> [WRITTEN INSTRUCTION] Review the material and extract every line in which the word "Fahrtbeginn" occurs.

Extracted data entries:
::::

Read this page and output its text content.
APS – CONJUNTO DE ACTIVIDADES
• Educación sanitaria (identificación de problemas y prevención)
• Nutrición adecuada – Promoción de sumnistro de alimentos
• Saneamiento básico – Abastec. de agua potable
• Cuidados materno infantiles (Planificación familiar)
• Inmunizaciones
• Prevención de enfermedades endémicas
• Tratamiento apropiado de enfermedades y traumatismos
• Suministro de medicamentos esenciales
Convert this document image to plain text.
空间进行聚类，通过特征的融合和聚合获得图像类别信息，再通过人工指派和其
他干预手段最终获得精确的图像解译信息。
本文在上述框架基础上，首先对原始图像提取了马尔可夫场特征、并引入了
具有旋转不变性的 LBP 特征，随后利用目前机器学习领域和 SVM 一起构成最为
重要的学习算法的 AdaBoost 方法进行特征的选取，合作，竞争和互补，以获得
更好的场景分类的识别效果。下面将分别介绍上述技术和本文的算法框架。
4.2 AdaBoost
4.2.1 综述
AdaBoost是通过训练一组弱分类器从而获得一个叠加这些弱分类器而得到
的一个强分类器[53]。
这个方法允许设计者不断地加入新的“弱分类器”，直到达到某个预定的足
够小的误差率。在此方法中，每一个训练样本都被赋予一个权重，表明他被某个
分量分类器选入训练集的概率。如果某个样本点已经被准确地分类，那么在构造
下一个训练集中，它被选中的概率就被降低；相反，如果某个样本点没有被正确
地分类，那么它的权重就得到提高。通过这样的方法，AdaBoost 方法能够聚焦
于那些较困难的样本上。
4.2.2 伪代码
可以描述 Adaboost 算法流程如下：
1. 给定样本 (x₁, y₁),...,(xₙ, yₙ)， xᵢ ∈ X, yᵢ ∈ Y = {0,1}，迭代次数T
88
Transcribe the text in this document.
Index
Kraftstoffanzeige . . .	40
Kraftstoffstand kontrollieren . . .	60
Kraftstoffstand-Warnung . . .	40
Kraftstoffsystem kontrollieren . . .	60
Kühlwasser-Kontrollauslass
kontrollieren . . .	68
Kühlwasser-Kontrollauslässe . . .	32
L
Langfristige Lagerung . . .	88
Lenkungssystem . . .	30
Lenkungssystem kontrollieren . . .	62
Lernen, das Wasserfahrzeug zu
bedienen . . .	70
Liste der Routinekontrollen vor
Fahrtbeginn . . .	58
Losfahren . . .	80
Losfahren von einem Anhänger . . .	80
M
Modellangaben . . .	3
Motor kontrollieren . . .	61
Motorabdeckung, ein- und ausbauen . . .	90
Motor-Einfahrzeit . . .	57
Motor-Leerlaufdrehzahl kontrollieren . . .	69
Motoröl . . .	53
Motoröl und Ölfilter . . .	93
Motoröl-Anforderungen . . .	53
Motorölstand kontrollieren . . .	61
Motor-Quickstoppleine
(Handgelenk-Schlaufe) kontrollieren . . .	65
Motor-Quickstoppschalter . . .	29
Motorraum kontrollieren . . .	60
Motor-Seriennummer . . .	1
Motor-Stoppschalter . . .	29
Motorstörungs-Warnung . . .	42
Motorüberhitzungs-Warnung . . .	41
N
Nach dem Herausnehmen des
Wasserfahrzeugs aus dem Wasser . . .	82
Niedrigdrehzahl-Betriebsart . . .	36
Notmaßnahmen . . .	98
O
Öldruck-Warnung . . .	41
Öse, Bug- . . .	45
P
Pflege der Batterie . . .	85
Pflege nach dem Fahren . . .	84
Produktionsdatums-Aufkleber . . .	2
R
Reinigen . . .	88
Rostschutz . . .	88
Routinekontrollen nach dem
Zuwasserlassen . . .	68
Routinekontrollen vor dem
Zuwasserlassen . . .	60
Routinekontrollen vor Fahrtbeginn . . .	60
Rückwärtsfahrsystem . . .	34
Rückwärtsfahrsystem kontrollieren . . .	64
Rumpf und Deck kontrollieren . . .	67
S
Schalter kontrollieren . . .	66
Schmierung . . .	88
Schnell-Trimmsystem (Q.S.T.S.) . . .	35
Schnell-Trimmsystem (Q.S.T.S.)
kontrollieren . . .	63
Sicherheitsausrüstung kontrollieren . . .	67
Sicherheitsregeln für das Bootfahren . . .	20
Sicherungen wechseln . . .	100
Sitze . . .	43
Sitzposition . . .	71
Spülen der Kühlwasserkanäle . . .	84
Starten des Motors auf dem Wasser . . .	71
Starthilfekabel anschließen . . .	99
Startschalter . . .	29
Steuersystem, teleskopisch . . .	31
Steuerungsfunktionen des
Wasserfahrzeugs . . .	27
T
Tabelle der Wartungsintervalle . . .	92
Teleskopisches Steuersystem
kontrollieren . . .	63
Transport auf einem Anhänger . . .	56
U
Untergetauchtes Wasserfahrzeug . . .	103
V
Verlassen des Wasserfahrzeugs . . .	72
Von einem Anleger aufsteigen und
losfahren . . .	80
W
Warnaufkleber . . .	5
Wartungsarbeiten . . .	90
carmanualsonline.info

::::

> [WORKED SOLUTION]
Fahrtbeginn . . .	58
Routinekontrollen vor Fahrtbeginn . . .	60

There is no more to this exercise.